**Given exercise:**
Quote the records that follow in full, leaving the pictures out.

**Material for this exercise:**
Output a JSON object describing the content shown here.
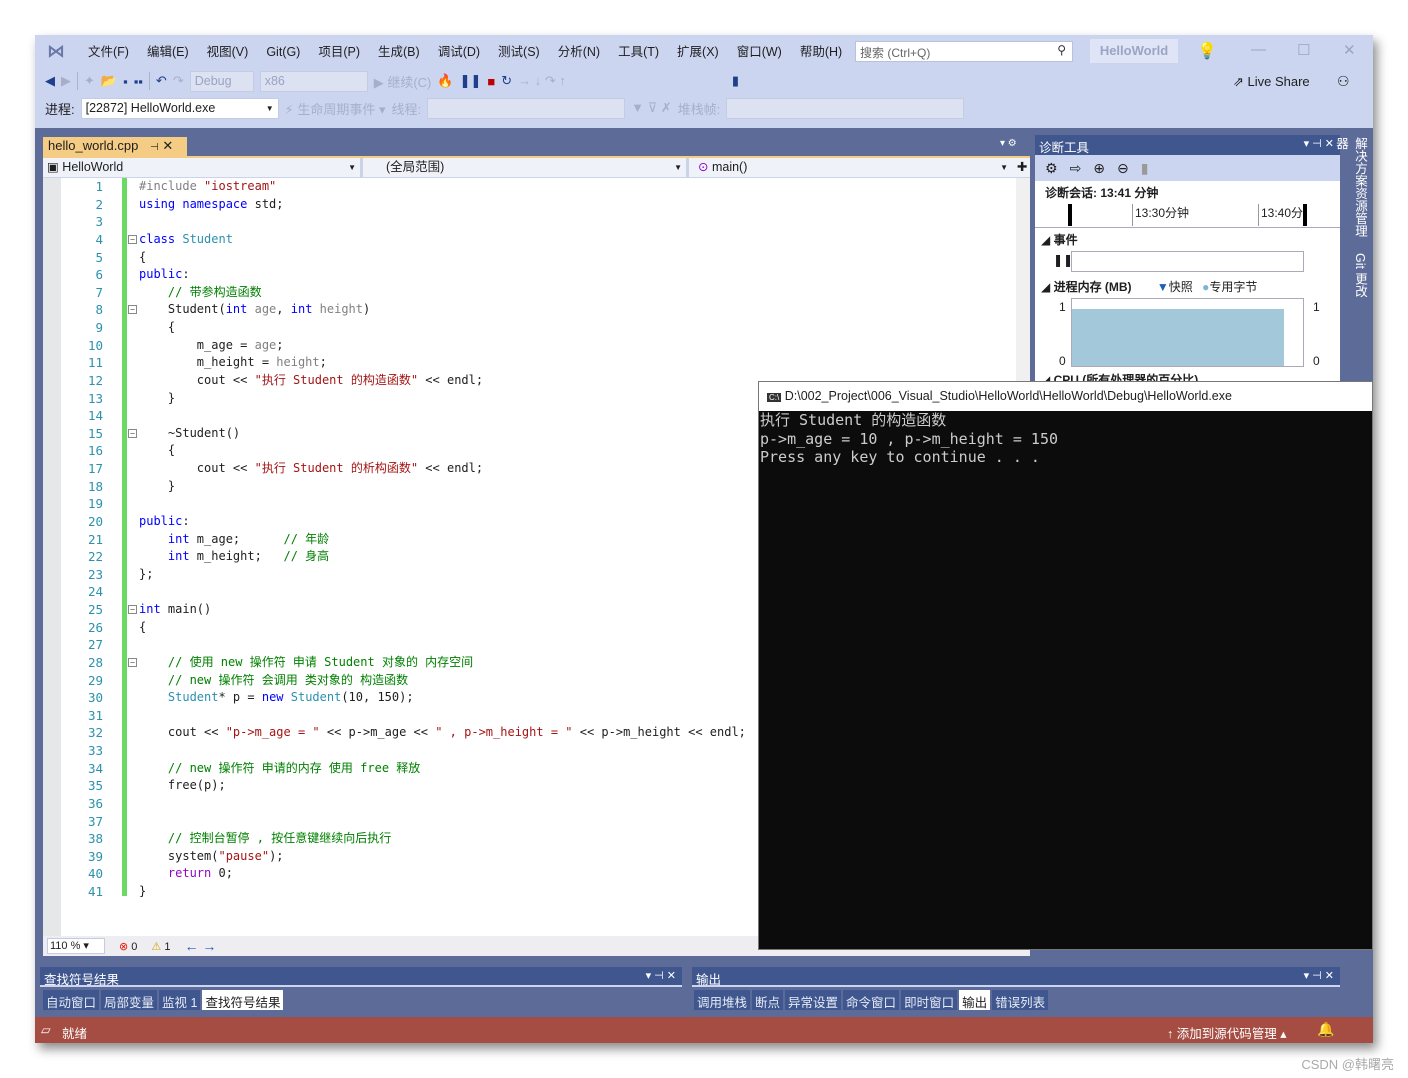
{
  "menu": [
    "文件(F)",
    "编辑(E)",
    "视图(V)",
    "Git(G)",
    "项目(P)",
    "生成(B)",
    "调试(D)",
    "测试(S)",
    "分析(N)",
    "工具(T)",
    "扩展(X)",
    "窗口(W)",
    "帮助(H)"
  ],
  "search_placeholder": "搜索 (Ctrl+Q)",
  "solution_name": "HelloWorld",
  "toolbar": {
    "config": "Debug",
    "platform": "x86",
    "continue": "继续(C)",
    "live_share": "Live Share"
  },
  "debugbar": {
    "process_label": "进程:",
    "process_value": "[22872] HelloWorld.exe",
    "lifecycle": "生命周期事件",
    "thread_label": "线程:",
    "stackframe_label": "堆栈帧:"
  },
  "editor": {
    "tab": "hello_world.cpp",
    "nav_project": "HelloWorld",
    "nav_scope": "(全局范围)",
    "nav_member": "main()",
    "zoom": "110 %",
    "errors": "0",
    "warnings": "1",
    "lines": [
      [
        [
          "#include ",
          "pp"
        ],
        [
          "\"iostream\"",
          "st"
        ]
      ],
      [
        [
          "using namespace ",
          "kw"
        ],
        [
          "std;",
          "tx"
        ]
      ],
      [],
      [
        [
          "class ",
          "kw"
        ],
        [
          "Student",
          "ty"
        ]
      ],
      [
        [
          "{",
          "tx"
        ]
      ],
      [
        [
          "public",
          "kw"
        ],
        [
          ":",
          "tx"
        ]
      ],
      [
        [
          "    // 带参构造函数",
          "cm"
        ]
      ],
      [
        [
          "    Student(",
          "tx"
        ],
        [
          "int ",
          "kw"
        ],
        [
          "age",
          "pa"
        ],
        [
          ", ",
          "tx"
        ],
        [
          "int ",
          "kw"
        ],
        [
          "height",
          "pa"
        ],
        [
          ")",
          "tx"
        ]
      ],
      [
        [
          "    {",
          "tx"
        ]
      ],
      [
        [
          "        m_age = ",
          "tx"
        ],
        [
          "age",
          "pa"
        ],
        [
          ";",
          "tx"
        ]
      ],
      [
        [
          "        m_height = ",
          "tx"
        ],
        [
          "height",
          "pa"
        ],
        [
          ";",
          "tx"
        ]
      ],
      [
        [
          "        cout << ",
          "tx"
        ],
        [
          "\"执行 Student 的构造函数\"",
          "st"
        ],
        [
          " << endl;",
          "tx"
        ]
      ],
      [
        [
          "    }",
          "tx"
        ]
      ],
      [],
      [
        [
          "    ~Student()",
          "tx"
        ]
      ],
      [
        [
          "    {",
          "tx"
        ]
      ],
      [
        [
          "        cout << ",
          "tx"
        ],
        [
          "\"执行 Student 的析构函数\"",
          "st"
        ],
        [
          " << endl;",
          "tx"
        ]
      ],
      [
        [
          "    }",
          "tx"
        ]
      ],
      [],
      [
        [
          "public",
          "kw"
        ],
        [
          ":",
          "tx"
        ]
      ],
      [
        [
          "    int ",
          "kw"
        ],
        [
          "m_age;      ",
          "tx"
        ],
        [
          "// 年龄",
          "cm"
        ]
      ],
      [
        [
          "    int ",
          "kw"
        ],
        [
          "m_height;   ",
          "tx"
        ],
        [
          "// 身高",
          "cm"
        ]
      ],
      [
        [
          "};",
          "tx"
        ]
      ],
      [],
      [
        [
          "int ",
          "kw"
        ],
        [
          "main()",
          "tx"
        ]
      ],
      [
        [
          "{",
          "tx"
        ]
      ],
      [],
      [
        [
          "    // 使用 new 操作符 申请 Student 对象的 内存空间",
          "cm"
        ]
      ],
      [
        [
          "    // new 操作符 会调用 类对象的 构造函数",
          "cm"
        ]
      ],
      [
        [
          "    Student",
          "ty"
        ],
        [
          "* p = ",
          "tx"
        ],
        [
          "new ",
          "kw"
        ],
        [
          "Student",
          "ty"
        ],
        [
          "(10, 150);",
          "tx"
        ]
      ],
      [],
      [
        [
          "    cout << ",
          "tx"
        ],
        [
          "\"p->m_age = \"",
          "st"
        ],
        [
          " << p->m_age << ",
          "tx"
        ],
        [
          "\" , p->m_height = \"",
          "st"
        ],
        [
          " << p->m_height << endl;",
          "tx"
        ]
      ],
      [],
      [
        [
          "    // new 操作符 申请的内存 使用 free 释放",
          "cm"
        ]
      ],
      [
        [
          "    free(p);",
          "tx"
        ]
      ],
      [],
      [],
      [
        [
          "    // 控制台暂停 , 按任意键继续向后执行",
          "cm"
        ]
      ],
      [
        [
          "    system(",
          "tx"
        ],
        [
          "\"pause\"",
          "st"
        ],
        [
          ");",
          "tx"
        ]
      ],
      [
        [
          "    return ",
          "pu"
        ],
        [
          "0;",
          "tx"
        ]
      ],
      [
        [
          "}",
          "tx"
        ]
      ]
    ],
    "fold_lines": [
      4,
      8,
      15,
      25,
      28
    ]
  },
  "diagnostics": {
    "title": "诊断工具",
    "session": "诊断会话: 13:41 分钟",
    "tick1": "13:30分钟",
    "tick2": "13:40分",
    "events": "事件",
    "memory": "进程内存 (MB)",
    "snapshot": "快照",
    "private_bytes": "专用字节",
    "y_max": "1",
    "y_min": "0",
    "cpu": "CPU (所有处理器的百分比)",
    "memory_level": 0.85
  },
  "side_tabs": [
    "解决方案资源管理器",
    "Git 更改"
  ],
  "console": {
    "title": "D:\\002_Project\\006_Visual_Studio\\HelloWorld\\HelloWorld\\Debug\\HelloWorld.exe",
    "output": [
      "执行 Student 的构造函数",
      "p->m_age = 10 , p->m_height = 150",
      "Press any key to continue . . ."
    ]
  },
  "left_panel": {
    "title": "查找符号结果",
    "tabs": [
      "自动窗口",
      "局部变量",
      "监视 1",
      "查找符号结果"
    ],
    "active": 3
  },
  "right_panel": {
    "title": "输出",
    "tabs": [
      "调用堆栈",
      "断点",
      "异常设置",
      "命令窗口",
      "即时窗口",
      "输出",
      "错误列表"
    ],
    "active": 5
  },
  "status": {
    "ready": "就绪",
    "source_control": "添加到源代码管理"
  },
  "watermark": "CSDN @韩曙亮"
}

**Response to the exercise:**
Output a JSON object describing the content shown here.
{
  "menu": [
    "文件(F)",
    "编辑(E)",
    "视图(V)",
    "Git(G)",
    "项目(P)",
    "生成(B)",
    "调试(D)",
    "测试(S)",
    "分析(N)",
    "工具(T)",
    "扩展(X)",
    "窗口(W)",
    "帮助(H)"
  ],
  "search_placeholder": "搜索 (Ctrl+Q)",
  "solution_name": "HelloWorld",
  "toolbar": {
    "config": "Debug",
    "platform": "x86",
    "continue": "继续(C)",
    "live_share": "Live Share"
  },
  "debugbar": {
    "process_label": "进程:",
    "process_value": "[22872] HelloWorld.exe",
    "lifecycle": "生命周期事件",
    "thread_label": "线程:",
    "stackframe_label": "堆栈帧:"
  },
  "editor": {
    "tab": "hello_world.cpp",
    "nav_project": "HelloWorld",
    "nav_scope": "(全局范围)",
    "nav_member": "main()",
    "zoom": "110 %",
    "errors": "0",
    "warnings": "1",
    "lines": [
      [
        [
          "#include ",
          "pp"
        ],
        [
          "\"iostream\"",
          "st"
        ]
      ],
      [
        [
          "using namespace ",
          "kw"
        ],
        [
          "std;",
          "tx"
        ]
      ],
      [],
      [
        [
          "class ",
          "kw"
        ],
        [
          "Student",
          "ty"
        ]
      ],
      [
        [
          "{",
          "tx"
        ]
      ],
      [
        [
          "public",
          "kw"
        ],
        [
          ":",
          "tx"
        ]
      ],
      [
        [
          "    // 带参构造函数",
          "cm"
        ]
      ],
      [
        [
          "    Student(",
          "tx"
        ],
        [
          "int ",
          "kw"
        ],
        [
          "age",
          "pa"
        ],
        [
          ", ",
          "tx"
        ],
        [
          "int ",
          "kw"
        ],
        [
          "height",
          "pa"
        ],
        [
          ")",
          "tx"
        ]
      ],
      [
        [
          "    {",
          "tx"
        ]
      ],
      [
        [
          "        m_age = ",
          "tx"
        ],
        [
          "age",
          "pa"
        ],
        [
          ";",
          "tx"
        ]
      ],
      [
        [
          "        m_height = ",
          "tx"
        ],
        [
          "height",
          "pa"
        ],
        [
          ";",
          "tx"
        ]
      ],
      [
        [
          "        cout << ",
          "tx"
        ],
        [
          "\"执行 Student 的构造函数\"",
          "st"
        ],
        [
          " << endl;",
          "tx"
        ]
      ],
      [
        [
          "    }",
          "tx"
        ]
      ],
      [],
      [
        [
          "    ~Student()",
          "tx"
        ]
      ],
      [
        [
          "    {",
          "tx"
        ]
      ],
      [
        [
          "        cout << ",
          "tx"
        ],
        [
          "\"执行 Student 的析构函数\"",
          "st"
        ],
        [
          " << endl;",
          "tx"
        ]
      ],
      [
        [
          "    }",
          "tx"
        ]
      ],
      [],
      [
        [
          "public",
          "kw"
        ],
        [
          ":",
          "tx"
        ]
      ],
      [
        [
          "    int ",
          "kw"
        ],
        [
          "m_age;      ",
          "tx"
        ],
        [
          "// 年龄",
          "cm"
        ]
      ],
      [
        [
          "    int ",
          "kw"
        ],
        [
          "m_height;   ",
          "tx"
        ],
        [
          "// 身高",
          "cm"
        ]
      ],
      [
        [
          "};",
          "tx"
        ]
      ],
      [],
      [
        [
          "int ",
          "kw"
        ],
        [
          "main()",
          "tx"
        ]
      ],
      [
        [
          "{",
          "tx"
        ]
      ],
      [],
      [
        [
          "    // 使用 new 操作符 申请 Student 对象的 内存空间",
          "cm"
        ]
      ],
      [
        [
          "    // new 操作符 会调用 类对象的 构造函数",
          "cm"
        ]
      ],
      [
        [
          "    Student",
          "ty"
        ],
        [
          "* p = ",
          "tx"
        ],
        [
          "new ",
          "kw"
        ],
        [
          "Student",
          "ty"
        ],
        [
          "(10, 150);",
          "tx"
        ]
      ],
      [],
      [
        [
          "    cout << ",
          "tx"
        ],
        [
          "\"p->m_age = \"",
          "st"
        ],
        [
          " << p->m_age << ",
          "tx"
        ],
        [
          "\" , p->m_height = \"",
          "st"
        ],
        [
          " << p->m_height << endl;",
          "tx"
        ]
      ],
      [],
      [
        [
          "    // new 操作符 申请的内存 使用 free 释放",
          "cm"
        ]
      ],
      [
        [
          "    free(p);",
          "tx"
        ]
      ],
      [],
      [],
      [
        [
          "    // 控制台暂停 , 按任意键继续向后执行",
          "cm"
        ]
      ],
      [
        [
          "    system(",
          "tx"
        ],
        [
          "\"pause\"",
          "st"
        ],
        [
          ");",
          "tx"
        ]
      ],
      [
        [
          "    return ",
          "pu"
        ],
        [
          "0;",
          "tx"
        ]
      ],
      [
        [
          "}",
          "tx"
        ]
      ]
    ],
    "fold_lines": [
      4,
      8,
      15,
      25,
      28
    ]
  },
  "diagnostics": {
    "title": "诊断工具",
    "session": "诊断会话: 13:41 分钟",
    "tick1": "13:30分钟",
    "tick2": "13:40分",
    "events": "事件",
    "memory": "进程内存 (MB)",
    "snapshot": "快照",
    "private_bytes": "专用字节",
    "y_max": "1",
    "y_min": "0",
    "cpu": "CPU (所有处理器的百分比)",
    "memory_level": 0.85
  },
  "side_tabs": [
    "解决方案资源管理器",
    "Git 更改"
  ],
  "console": {
    "title": "D:\\002_Project\\006_Visual_Studio\\HelloWorld\\HelloWorld\\Debug\\HelloWorld.exe",
    "output": [
      "执行 Student 的构造函数",
      "p->m_age = 10 , p->m_height = 150",
      "Press any key to continue . . ."
    ]
  },
  "left_panel": {
    "title": "查找符号结果",
    "tabs": [
      "自动窗口",
      "局部变量",
      "监视 1",
      "查找符号结果"
    ],
    "active": 3
  },
  "right_panel": {
    "title": "输出",
    "tabs": [
      "调用堆栈",
      "断点",
      "异常设置",
      "命令窗口",
      "即时窗口",
      "输出",
      "错误列表"
    ],
    "active": 5
  },
  "status": {
    "ready": "就绪",
    "source_control": "添加到源代码管理"
  },
  "watermark": "CSDN @韩曙亮"
}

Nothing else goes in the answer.